--- start ---

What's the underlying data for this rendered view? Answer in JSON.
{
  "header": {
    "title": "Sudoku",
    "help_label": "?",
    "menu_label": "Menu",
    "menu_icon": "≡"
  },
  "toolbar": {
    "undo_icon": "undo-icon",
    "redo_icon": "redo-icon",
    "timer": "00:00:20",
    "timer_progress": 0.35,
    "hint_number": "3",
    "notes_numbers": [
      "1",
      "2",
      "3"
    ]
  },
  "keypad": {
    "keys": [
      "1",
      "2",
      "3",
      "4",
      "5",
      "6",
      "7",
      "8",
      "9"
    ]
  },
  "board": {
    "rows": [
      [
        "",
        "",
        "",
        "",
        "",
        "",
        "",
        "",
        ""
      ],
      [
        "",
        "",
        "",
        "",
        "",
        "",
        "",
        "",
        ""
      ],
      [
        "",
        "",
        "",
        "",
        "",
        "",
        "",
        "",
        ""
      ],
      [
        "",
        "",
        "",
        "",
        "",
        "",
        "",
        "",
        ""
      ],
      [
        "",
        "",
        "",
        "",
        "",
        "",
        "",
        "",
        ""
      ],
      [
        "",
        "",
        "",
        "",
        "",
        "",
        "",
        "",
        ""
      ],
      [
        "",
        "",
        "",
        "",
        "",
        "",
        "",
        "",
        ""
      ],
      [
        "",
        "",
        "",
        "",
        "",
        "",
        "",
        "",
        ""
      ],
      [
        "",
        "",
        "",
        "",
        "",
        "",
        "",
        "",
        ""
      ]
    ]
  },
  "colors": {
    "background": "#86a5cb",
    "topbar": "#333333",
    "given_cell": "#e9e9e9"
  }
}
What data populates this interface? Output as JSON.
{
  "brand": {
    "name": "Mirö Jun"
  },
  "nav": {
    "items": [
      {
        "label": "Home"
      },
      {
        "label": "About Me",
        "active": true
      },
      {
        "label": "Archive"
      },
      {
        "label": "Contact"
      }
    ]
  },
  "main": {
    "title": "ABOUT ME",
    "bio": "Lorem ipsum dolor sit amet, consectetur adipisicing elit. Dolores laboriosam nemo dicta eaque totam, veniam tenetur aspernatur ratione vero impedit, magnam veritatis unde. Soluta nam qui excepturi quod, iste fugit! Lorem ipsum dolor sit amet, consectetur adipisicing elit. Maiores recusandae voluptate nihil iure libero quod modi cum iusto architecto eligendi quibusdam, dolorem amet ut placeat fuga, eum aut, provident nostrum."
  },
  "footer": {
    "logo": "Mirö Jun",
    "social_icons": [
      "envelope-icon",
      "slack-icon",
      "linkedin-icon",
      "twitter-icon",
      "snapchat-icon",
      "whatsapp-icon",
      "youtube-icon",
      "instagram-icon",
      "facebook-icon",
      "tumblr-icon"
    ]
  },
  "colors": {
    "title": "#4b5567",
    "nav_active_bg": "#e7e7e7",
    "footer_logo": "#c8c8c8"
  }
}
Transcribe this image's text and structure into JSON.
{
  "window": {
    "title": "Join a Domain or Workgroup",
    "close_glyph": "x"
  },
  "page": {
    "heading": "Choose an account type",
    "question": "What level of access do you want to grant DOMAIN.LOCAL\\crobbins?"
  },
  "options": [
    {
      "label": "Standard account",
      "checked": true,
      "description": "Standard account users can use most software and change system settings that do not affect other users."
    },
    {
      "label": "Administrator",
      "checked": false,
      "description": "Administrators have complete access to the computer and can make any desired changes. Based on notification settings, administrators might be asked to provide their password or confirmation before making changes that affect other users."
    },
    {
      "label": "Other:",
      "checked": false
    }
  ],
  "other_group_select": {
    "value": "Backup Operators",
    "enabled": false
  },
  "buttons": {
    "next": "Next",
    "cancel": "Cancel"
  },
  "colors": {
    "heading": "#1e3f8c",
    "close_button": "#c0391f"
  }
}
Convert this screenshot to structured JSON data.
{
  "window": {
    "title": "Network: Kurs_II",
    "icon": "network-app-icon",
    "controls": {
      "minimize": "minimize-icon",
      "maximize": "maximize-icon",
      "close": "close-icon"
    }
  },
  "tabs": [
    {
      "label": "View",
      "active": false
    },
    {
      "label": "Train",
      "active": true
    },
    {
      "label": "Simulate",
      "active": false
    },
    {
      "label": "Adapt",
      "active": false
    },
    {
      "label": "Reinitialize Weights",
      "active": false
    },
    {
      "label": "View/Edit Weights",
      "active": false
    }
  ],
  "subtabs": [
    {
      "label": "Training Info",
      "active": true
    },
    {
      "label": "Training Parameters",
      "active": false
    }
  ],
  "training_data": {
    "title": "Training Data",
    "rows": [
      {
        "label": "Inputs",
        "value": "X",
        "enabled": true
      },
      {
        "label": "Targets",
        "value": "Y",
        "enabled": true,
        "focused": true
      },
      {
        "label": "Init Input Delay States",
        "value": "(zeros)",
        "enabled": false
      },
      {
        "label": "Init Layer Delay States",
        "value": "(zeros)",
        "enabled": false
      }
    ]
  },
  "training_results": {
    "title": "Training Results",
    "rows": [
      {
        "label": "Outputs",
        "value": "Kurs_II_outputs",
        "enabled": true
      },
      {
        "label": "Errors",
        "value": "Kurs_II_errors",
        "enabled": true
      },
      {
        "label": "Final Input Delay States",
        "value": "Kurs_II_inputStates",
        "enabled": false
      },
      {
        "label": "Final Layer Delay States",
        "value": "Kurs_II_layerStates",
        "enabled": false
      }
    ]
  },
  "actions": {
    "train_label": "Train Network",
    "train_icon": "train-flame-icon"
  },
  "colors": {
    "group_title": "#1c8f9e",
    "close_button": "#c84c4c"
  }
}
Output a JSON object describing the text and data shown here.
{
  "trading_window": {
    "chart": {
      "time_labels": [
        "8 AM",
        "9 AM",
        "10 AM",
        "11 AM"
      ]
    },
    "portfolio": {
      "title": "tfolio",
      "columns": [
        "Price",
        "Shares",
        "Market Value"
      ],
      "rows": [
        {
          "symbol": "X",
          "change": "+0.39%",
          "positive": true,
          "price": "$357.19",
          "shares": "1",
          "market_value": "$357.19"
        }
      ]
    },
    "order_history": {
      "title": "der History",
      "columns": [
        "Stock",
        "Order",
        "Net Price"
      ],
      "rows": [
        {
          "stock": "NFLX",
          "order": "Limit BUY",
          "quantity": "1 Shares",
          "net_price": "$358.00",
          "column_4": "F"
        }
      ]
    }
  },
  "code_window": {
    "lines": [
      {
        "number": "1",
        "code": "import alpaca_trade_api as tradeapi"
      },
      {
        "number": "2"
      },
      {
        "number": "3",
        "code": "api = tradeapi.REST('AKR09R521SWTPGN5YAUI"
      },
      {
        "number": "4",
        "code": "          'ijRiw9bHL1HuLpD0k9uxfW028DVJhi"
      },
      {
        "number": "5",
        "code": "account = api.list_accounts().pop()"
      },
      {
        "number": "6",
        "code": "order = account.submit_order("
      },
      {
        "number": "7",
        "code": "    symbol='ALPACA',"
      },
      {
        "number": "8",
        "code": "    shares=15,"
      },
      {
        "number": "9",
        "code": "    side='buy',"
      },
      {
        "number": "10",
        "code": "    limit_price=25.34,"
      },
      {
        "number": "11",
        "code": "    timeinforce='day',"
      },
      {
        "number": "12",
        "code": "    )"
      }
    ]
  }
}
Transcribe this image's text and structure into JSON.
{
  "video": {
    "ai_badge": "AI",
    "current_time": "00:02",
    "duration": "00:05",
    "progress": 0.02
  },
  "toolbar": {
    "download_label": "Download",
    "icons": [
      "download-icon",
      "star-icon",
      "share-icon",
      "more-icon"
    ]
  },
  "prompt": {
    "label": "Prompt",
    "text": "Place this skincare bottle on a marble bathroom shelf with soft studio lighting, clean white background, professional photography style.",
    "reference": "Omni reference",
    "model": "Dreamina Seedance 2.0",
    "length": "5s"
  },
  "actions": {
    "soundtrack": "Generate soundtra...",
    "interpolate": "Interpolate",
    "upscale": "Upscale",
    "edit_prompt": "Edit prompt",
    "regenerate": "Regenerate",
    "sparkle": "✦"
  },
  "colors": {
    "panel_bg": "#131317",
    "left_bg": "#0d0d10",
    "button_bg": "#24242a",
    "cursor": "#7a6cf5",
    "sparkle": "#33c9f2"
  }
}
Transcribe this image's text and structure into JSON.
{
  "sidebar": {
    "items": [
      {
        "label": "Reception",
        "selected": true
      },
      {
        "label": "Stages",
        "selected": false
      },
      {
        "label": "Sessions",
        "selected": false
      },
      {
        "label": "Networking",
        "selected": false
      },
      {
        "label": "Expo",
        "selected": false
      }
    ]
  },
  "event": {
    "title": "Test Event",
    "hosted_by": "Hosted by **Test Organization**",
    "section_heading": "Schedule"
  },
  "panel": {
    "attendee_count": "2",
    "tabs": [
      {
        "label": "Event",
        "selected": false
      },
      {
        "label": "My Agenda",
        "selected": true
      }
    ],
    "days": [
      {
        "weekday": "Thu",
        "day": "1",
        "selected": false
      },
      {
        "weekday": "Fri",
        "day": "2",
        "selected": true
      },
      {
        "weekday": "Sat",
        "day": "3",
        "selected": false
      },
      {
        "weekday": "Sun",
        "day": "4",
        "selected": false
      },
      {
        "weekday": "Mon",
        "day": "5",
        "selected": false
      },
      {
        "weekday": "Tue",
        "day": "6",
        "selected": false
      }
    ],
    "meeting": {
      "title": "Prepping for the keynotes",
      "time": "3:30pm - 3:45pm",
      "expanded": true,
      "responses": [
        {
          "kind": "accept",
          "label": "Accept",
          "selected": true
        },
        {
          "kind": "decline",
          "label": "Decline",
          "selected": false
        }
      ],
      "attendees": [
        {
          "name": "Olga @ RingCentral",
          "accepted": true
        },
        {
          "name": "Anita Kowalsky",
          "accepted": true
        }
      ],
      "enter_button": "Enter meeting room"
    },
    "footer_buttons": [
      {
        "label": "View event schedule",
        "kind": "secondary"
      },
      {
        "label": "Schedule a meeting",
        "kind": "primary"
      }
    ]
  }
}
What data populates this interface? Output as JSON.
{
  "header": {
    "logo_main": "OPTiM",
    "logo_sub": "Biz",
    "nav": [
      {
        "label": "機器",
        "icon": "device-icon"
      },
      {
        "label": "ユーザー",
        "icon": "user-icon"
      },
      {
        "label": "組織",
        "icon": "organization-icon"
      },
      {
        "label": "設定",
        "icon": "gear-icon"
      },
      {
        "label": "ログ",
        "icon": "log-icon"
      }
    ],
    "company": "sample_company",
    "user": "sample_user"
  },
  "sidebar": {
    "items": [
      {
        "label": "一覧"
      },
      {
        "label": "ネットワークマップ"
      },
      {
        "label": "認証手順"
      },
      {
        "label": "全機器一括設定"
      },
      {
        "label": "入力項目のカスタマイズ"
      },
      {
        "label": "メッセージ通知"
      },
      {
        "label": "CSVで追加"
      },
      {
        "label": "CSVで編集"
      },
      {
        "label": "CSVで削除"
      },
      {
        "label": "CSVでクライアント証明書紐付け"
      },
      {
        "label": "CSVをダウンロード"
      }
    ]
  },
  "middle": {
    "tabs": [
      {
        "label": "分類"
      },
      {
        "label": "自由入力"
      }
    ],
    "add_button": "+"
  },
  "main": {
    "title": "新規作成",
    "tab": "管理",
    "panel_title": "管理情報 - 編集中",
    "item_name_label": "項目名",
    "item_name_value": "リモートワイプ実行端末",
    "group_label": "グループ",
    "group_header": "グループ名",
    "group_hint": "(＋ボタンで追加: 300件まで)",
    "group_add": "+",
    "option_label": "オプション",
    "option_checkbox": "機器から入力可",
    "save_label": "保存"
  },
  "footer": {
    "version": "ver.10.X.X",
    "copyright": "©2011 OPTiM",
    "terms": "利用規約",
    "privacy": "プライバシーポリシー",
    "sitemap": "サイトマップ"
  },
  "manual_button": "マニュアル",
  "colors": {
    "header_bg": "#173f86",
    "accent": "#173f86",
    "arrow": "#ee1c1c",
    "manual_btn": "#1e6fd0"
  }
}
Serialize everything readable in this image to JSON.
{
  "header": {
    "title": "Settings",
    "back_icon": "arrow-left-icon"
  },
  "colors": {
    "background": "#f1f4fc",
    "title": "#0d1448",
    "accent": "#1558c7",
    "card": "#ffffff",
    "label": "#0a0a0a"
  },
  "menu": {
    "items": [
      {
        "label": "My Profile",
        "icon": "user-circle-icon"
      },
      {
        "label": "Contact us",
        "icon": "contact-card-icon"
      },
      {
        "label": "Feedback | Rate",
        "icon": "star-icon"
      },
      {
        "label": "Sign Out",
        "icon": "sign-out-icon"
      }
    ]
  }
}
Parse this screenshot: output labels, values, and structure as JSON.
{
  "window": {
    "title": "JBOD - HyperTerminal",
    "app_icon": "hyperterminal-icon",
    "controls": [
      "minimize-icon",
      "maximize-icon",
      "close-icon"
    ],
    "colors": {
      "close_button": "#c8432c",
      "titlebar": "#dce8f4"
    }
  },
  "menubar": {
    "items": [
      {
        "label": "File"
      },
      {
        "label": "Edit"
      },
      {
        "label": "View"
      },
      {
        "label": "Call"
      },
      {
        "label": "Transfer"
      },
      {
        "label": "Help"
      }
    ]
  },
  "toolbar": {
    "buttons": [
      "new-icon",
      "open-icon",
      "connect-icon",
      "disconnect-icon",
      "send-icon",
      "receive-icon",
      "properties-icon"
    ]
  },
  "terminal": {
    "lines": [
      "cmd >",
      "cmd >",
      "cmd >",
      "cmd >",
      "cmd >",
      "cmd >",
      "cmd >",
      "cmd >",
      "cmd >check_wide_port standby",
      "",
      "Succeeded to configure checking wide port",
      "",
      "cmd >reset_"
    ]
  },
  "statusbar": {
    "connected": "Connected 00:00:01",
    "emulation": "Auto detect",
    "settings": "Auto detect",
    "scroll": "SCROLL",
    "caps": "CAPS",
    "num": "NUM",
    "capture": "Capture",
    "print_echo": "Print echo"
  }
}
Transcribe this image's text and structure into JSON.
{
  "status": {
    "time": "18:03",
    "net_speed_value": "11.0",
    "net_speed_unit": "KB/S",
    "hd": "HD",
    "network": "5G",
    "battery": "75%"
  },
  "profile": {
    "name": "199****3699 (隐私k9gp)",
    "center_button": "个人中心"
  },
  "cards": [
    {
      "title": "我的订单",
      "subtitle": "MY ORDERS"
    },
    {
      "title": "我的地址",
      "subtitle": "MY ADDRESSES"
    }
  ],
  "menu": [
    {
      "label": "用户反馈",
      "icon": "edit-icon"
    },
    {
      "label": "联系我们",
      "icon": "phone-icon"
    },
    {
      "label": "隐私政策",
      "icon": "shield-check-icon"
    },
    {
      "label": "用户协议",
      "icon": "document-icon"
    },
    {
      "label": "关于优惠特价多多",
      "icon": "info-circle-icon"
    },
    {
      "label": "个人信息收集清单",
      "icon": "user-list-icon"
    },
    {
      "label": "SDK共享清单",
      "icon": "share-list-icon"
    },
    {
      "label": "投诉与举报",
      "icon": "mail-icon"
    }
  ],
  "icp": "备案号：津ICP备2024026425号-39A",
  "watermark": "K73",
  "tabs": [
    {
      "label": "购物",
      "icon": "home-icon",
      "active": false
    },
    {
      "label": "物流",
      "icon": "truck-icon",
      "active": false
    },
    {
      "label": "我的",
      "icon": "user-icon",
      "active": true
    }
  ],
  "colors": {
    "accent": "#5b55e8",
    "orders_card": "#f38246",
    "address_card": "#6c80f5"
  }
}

--- end ---

**THE EXERCISE:** List the lines of the records where "Delay" occurs.

**RESPONSE FOR THIS EXERCISE:**
        "label": "Init Input Delay States",
        "label": "Init Layer Delay States",
        "label": "Final Input Delay States",
        "label": "Final Layer Delay States",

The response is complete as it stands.